begin PROVIDED DATA

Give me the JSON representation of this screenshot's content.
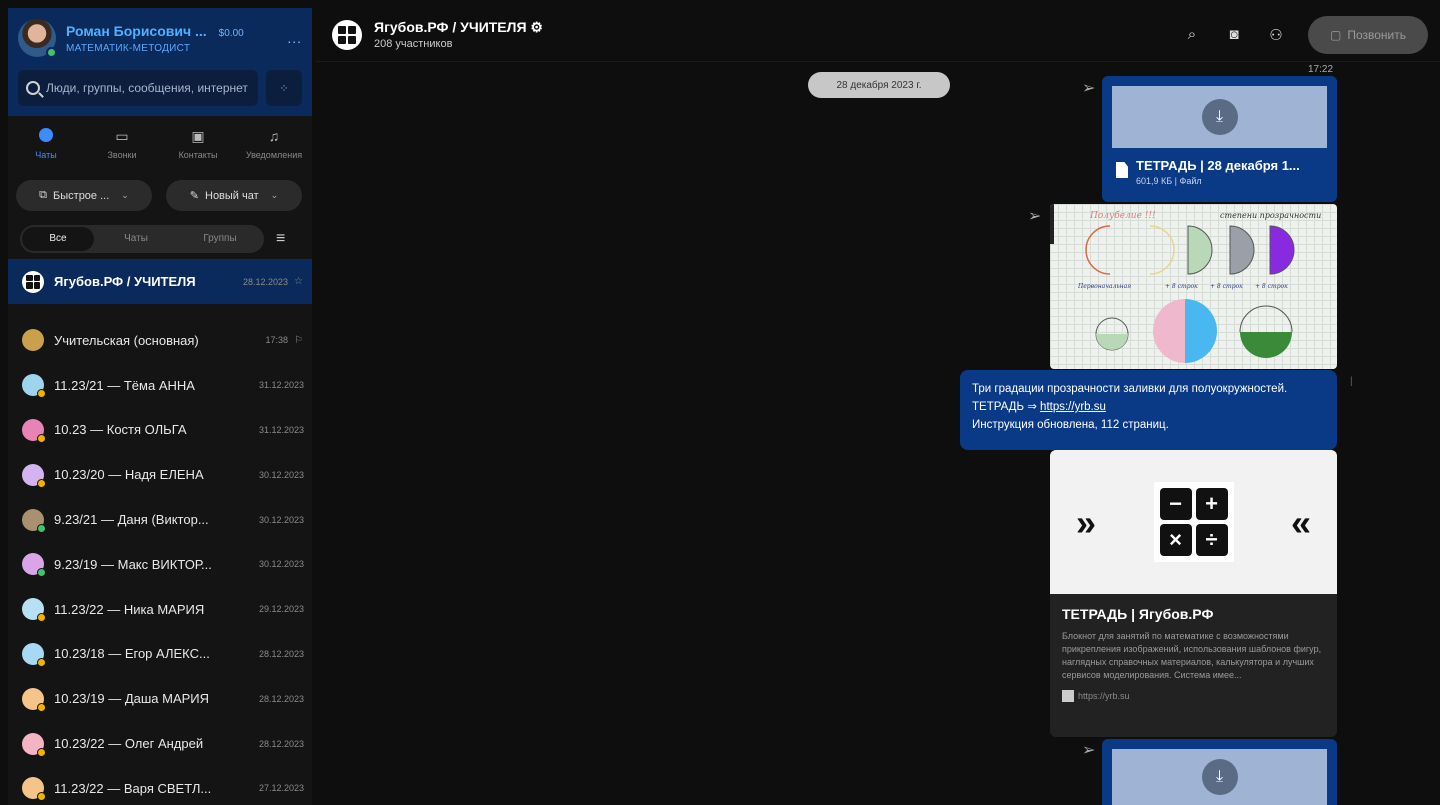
{
  "profile": {
    "name": "Роман Борисович ...",
    "balance": "$0.00",
    "role": "МАТЕМАТИК-МЕТОДИСТ",
    "more": "..."
  },
  "search": {
    "placeholder": "Люди, группы, сообщения, интернет"
  },
  "nav": [
    {
      "label": "Чаты",
      "icon": "chat-icon"
    },
    {
      "label": "Звонки",
      "icon": "video-camera-icon"
    },
    {
      "label": "Контакты",
      "icon": "contacts-icon"
    },
    {
      "label": "Уведомления",
      "icon": "bell-icon"
    }
  ],
  "actions": {
    "quick": "Быстрое ...",
    "new_chat": "Новый чат"
  },
  "filters": [
    "Все",
    "Чаты",
    "Группы"
  ],
  "chats": [
    {
      "name": "Ягубов.РФ / УЧИТЕЛЯ",
      "time": "28.12.2023",
      "active": true
    },
    {
      "name": "Учительская (основная)",
      "time": "17:38",
      "color": "#c9a14a"
    },
    {
      "name": "11.23/21 — Тёма АННА",
      "time": "31.12.2023",
      "color": "#9fd4ef"
    },
    {
      "name": "10.23 — Костя ОЛЬГА",
      "time": "31.12.2023",
      "color": "#e884b5"
    },
    {
      "name": "10.23/20 — Надя ЕЛЕНА",
      "time": "30.12.2023",
      "color": "#d4b4ef"
    },
    {
      "name": "9.23/21 — Даня (Виктор...",
      "time": "30.12.2023",
      "color": "#a89070"
    },
    {
      "name": "9.23/19 — Макс ВИКТОР...",
      "time": "30.12.2023",
      "color": "#d9a4e8"
    },
    {
      "name": "11.23/22 — Ника МАРИЯ",
      "time": "29.12.2023",
      "color": "#b8e0f4"
    },
    {
      "name": "10.23/18 — Егор АЛЕКС...",
      "time": "28.12.2023",
      "color": "#a8d8f4"
    },
    {
      "name": "10.23/19 — Даша МАРИЯ",
      "time": "28.12.2023",
      "color": "#f4c48a"
    },
    {
      "name": "10.23/22 — Олег Андрей",
      "time": "28.12.2023",
      "color": "#f4b4c4"
    },
    {
      "name": "11.23/22 — Варя СВЕТЛ...",
      "time": "27.12.2023",
      "color": "#f4c48a"
    }
  ],
  "header": {
    "title": "Ягубов.РФ / УЧИТЕЛЯ",
    "subtitle": "208 участников",
    "call": "Позвонить"
  },
  "messages": {
    "date_chip": "28 декабря 2023 г.",
    "top_time": "17:22",
    "file1": {
      "name": "ТЕТРАДЬ | 28 декабря 1...",
      "meta": "601,9 КБ | Файл"
    },
    "text": {
      "line1": "Три градации прозрачности заливки для полуокружностей.",
      "line2_prefix": "ТЕТРАДЬ ⇒ ",
      "line2_link": "https://yrb.su",
      "line3": "Инструкция обновлена, 112 страниц."
    },
    "link_card": {
      "title": "ТЕТРАДЬ | Ягубов.РФ",
      "desc": "Блокнот для занятий по математике с возможностями прикрепления изображений, использования шаблонов фигур, наглядных справочных материалов, калькулятора и лучших сервисов моделирования. Система имее...",
      "url": "https://yrb.su"
    },
    "notebook": {
      "heading_left": "Полубелие !!!",
      "heading_right": "степени прозрачности",
      "caption1": "Первоначальная",
      "caption2": "+ 8 строк",
      "caption3": "+ 8 строк",
      "caption4": "+ 8 строк"
    }
  }
}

end PROVIDED DATA

EXERCISE AIM -
Search the data for "УЧИТЕЛЯ" and list every line in which it occurs.

RESPONSE TO THE TASK -
      "name": "Ягубов.РФ / УЧИТЕЛЯ",
    "title": "Ягубов.РФ / УЧИТЕЛЯ",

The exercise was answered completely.